§ **DIRECTION**
Copy each line below in which the word "years" occurs.

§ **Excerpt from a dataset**
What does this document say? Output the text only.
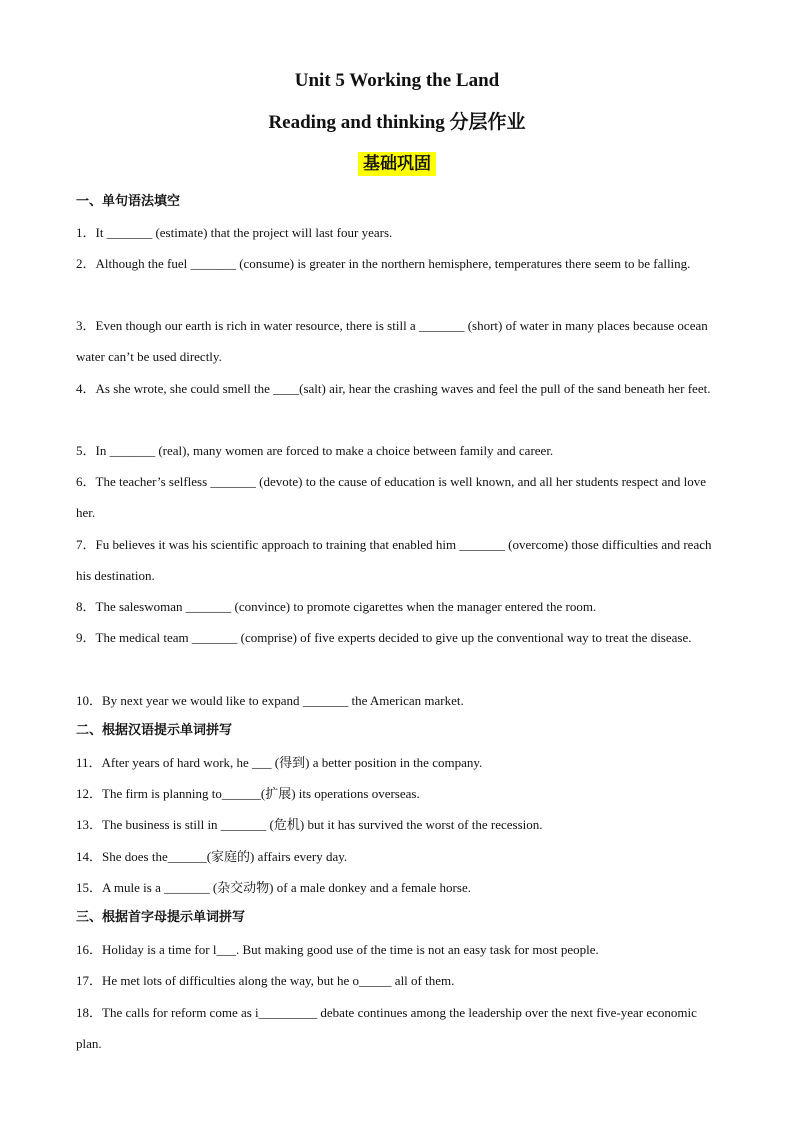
Unit 5 Working the Land
Reading and thinking 分层作业
基础巩固
一、单句语法填空
1．It _______ (estimate) that the project will last four years.
2．Although the fuel _______ (consume) is greater in the northern hemisphere, temperatures there seem to be falling.
3．Even though our earth is rich in water resource, there is still a _______ (short) of water in many places because ocean water can’t be used directly.
4．As she wrote, she could smell the ____(salt) air, hear the crashing waves and feel the pull of the sand beneath her feet.
5．In _______ (real), many women are forced to make a choice between family and career.
6．The teacher’s selfless _______ (devote) to the cause of education is well known, and all her students respect and love her.
7．Fu believes it was his scientific approach to training that enabled him _______ (overcome) those difficulties and reach his destination.
8．The saleswoman _______ (convince) to promote cigarettes when the manager entered the room.
9．The medical team _______ (comprise) of five experts decided to give up the conventional way to treat the disease.
10．By next year we would like to expand _______ the American market.
二、根据汉语提示单词拼写
11．After years of hard work, he ___ (得到) a better position in the company.
12．The firm is planning to______(扩展) its operations overseas.
13．The business is still in _______ (危机) but it has survived the worst of the recession.
14．She does the______(家庭的) affairs every day.
15．A mule is a _______ (杂交动物) of a male donkey and a female horse.
三、根据首字母提示单词拼写
16．Holiday is a time for l___. But making good use of the time is not an easy task for most people.
17．He met lots of difficulties along the way, but he o_____ all of them.
18．The calls for reform come as i_________ debate continues among the leadership over the next five-year economic plan.
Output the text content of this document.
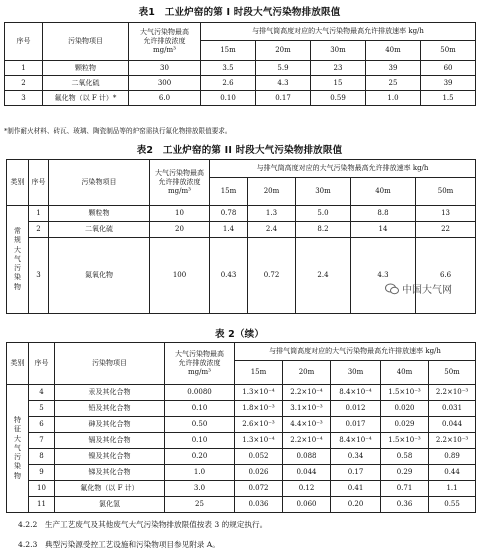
表1　工业炉窑的第 I 时段大气污染物排放限值
序号	污染物项目	大气污染物最高
允许排放浓度
mg/m³	与排气筒高度对应的大气污染物最高允许排放速率 kg/h				
			15m	20m	30m	40m	50m
1	颗粒物	30	3.5	5.9	23	39	60
2	二氧化硫	300	2.6	4.3	15	25	39
3	氟化物（以 F 计）*	6.0	0.10	0.17	0.59	1.0	1.5
*制作耐火材料、砖瓦、玻璃、陶瓷制品等的炉窑需执行氟化物排放限值要求。
表2　工业炉窑的第 II 时段大气污染物排放限值
类别	序号	污染物项目	大气污染物最高
允许排放浓度
mg/m³	与排气筒高度对应的大气污染物最高允许排放速率 kg/h				
				15m	20m	30m	40m	50m
常规大气污染物	1	颗粒物	10	0.78	1.3	5.0	8.8	13
	2	二氧化硫	20	1.4	2.4	8.2	14	22
	3	氮氧化物	100	0.43	0.72	2.4	4.3	6.6
中国大气网
表 2（续）
类别	序号	污染物项目	大气污染物最高
允许排放浓度
mg/m³	与排气筒高度对应的大气污染物最高允许排放速率 kg/h				
				15m	20m	30m	40m	50m
特征大气污染物	4	汞及其化合物	0.0080	1.3×10⁻⁴	2.2×10⁻⁴	8.4×10⁻⁴	1.5×10⁻³	2.2×10⁻³
	5	铅及其化合物	0.10	1.8×10⁻³	3.1×10⁻³	0.012	0.020	0.031
	6	砷及其化合物	0.50	2.6×10⁻³	4.4×10⁻³	0.017	0.029	0.044
	7	镉及其化合物	0.10	1.3×10⁻⁴	2.2×10⁻⁴	8.4×10⁻⁴	1.5×10⁻³	2.2×10⁻³
	8	镍及其化合物	0.20	0.052	0.088	0.34	0.58	0.89
	9	锑及其化合物	1.0	0.026	0.044	0.17	0.29	0.44
	10	氟化物（以 F 计）	3.0	0.072	0.12	0.41	0.71	1.1
	11	氯化氢	25	0.036	0.060	0.20	0.36	0.55
4.2.2　生产工艺废气及其他废气大气污染物排放限值按表 3 的规定执行。
4.2.3　典型污染源受控工艺设施和污染物项目参见附录 A。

§ **OUTPUT BELOW**
1．It _______ (estimate) that the project will last four years.
11．After years of hard work, he ___ (得到) a better position in the company.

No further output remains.